■ Extracted records ■
######
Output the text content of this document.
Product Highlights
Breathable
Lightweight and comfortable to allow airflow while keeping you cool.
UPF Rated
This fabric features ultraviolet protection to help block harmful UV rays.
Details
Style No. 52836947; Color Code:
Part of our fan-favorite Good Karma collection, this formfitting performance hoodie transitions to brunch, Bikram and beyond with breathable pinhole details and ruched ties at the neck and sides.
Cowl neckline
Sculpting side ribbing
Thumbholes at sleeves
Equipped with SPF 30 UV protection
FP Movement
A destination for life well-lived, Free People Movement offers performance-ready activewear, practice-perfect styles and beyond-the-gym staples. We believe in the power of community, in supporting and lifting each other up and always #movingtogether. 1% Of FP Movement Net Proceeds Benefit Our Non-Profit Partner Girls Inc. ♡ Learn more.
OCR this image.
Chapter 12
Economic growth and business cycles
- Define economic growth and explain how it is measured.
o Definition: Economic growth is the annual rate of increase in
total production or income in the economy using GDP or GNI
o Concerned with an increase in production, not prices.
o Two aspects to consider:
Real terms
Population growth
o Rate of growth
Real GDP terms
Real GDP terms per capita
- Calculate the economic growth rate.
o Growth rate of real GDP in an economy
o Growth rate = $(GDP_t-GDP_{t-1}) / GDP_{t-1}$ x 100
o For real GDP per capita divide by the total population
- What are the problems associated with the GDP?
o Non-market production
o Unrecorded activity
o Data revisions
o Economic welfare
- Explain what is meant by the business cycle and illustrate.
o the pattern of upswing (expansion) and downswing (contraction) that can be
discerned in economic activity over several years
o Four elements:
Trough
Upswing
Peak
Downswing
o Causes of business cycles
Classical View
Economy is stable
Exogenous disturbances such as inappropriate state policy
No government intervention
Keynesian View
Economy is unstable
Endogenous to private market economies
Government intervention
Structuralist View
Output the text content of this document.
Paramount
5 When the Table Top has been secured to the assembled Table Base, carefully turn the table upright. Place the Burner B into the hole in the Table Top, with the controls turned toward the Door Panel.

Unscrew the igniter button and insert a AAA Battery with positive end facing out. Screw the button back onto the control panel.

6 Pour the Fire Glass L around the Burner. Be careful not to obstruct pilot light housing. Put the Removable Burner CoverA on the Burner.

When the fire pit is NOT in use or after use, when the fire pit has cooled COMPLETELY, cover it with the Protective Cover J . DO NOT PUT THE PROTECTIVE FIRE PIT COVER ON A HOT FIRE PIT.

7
######
State how many lines of the listing include the word "activity". Reply with the number alone.

2